[Start RECORDS PROVIDED]

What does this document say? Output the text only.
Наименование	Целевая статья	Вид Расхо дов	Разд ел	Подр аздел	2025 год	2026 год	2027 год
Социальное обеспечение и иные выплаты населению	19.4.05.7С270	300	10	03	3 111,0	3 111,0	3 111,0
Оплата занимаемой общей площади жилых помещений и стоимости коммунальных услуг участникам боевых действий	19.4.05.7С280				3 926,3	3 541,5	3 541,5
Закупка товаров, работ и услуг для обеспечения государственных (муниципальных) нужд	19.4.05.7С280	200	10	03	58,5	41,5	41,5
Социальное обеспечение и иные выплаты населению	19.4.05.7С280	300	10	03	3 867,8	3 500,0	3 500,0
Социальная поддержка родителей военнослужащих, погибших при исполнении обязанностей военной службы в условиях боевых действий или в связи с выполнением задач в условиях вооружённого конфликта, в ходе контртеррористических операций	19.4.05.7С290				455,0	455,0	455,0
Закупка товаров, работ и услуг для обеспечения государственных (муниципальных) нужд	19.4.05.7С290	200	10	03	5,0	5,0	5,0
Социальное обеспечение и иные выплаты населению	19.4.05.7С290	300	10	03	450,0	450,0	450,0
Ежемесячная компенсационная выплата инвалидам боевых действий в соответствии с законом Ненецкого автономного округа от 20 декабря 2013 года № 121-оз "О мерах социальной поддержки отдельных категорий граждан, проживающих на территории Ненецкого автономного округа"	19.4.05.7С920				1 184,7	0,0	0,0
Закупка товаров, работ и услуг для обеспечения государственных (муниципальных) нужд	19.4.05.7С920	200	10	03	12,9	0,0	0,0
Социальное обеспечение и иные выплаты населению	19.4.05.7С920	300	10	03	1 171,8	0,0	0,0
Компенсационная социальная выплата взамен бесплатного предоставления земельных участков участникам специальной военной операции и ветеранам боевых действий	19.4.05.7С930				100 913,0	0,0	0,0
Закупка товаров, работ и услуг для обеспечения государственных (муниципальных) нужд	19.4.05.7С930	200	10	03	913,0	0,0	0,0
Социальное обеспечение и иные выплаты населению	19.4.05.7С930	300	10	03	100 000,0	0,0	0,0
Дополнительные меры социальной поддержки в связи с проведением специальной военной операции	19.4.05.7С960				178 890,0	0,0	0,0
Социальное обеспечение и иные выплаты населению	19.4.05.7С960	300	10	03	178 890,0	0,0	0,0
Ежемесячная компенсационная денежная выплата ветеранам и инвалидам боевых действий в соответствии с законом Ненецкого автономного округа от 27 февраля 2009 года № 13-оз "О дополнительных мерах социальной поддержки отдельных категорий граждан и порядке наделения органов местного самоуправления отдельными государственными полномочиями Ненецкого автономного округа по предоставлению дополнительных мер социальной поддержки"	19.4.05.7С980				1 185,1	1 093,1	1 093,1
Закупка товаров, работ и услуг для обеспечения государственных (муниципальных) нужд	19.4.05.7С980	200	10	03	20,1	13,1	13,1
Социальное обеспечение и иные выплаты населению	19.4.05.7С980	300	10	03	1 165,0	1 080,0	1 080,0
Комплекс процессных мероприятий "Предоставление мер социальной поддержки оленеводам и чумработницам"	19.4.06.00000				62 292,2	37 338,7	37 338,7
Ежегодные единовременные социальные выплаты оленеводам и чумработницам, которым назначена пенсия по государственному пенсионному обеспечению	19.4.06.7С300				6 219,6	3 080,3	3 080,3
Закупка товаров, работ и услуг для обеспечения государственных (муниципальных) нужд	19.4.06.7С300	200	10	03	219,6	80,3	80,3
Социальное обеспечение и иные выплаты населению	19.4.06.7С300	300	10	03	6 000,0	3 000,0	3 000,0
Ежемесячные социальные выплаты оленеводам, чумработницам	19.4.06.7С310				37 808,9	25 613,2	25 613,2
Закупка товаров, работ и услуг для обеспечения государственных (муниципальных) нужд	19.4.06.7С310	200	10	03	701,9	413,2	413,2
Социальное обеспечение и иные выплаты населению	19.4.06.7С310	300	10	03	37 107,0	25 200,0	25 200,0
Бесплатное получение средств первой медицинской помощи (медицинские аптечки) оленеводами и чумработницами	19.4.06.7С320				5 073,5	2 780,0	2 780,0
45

[End RECORDS PROVIDED]

#### EXERCISE AIM
Please restate the whole listing word for word.

#### RESPONSE BELOW
What does this document say? Output the text only.
Наименование	Целевая статья	Вид Расхо дов	Разд ел	Подр аздел	2025 год	2026 год	2027 год
Социальное обеспечение и иные выплаты населению	19.4.05.7С270	300	10	03	3 111,0	3 111,0	3 111,0
Оплата занимаемой общей площади жилых помещений и стоимости коммунальных услуг участникам боевых действий	19.4.05.7С280				3 926,3	3 541,5	3 541,5
Закупка товаров, работ и услуг для обеспечения государственных (муниципальных) нужд	19.4.05.7С280	200	10	03	58,5	41,5	41,5
Социальное обеспечение и иные выплаты населению	19.4.05.7С280	300	10	03	3 867,8	3 500,0	3 500,0
Социальная поддержка родителей военнослужащих, погибших при исполнении обязанностей военной службы в условиях боевых действий или в связи с выполнением задач в условиях вооружённого конфликта, в ходе контртеррористических операций	19.4.05.7С290				455,0	455,0	455,0
Закупка товаров, работ и услуг для обеспечения государственных (муниципальных) нужд	19.4.05.7С290	200	10	03	5,0	5,0	5,0
Социальное обеспечение и иные выплаты населению	19.4.05.7С290	300	10	03	450,0	450,0	450,0
Ежемесячная компенсационная выплата инвалидам боевых действий в соответствии с законом Ненецкого автономного округа от 20 декабря 2013 года № 121-оз "О мерах социальной поддержки отдельных категорий граждан, проживающих на территории Ненецкого автономного округа"	19.4.05.7С920				1 184,7	0,0	0,0
Закупка товаров, работ и услуг для обеспечения государственных (муниципальных) нужд	19.4.05.7С920	200	10	03	12,9	0,0	0,0
Социальное обеспечение и иные выплаты населению	19.4.05.7С920	300	10	03	1 171,8	0,0	0,0
Компенсационная социальная выплата взамен бесплатного предоставления земельных участков участникам специальной военной операции и ветеранам боевых действий	19.4.05.7С930				100 913,0	0,0	0,0
Закупка товаров, работ и услуг для обеспечения государственных (муниципальных) нужд	19.4.05.7С930	200	10	03	913,0	0,0	0,0
Социальное обеспечение и иные выплаты населению	19.4.05.7С930	300	10	03	100 000,0	0,0	0,0
Дополнительные меры социальной поддержки в связи с проведением специальной военной операции	19.4.05.7С960				178 890,0	0,0	0,0
Социальное обеспечение и иные выплаты населению	19.4.05.7С960	300	10	03	178 890,0	0,0	0,0
Ежемесячная компенсационная денежная выплата ветеранам и инвалидам боевых действий в соответствии с законом Ненецкого автономного округа от 27 февраля 2009 года № 13-оз "О дополнительных мерах социальной поддержки отдельных категорий граждан и порядке наделения органов местного самоуправления отдельными государственными полномочиями Ненецкого автономного округа по предоставлению дополнительных мер социальной поддержки"	19.4.05.7С980				1 185,1	1 093,1	1 093,1
Закупка товаров, работ и услуг для обеспечения государственных (муниципальных) нужд	19.4.05.7С980	200	10	03	20,1	13,1	13,1
Социальное обеспечение и иные выплаты населению	19.4.05.7С980	300	10	03	1 165,0	1 080,0	1 080,0
Комплекс процессных мероприятий "Предоставление мер социальной поддержки оленеводам и чумработницам"	19.4.06.00000				62 292,2	37 338,7	37 338,7
Ежегодные единовременные социальные выплаты оленеводам и чумработницам, которым назначена пенсия по государственному пенсионному обеспечению	19.4.06.7С300				6 219,6	3 080,3	3 080,3
Закупка товаров, работ и услуг для обеспечения государственных (муниципальных) нужд	19.4.06.7С300	200	10	03	219,6	80,3	80,3
Социальное обеспечение и иные выплаты населению	19.4.06.7С300	300	10	03	6 000,0	3 000,0	3 000,0
Ежемесячные социальные выплаты оленеводам, чумработницам	19.4.06.7С310				37 808,9	25 613,2	25 613,2
Закупка товаров, работ и услуг для обеспечения государственных (муниципальных) нужд	19.4.06.7С310	200	10	03	701,9	413,2	413,2
Социальное обеспечение и иные выплаты населению	19.4.06.7С310	300	10	03	37 107,0	25 200,0	25 200,0
Бесплатное получение средств первой медицинской помощи (медицинские аптечки) оленеводами и чумработницами	19.4.06.7С320				5 073,5	2 780,0	2 780,0
45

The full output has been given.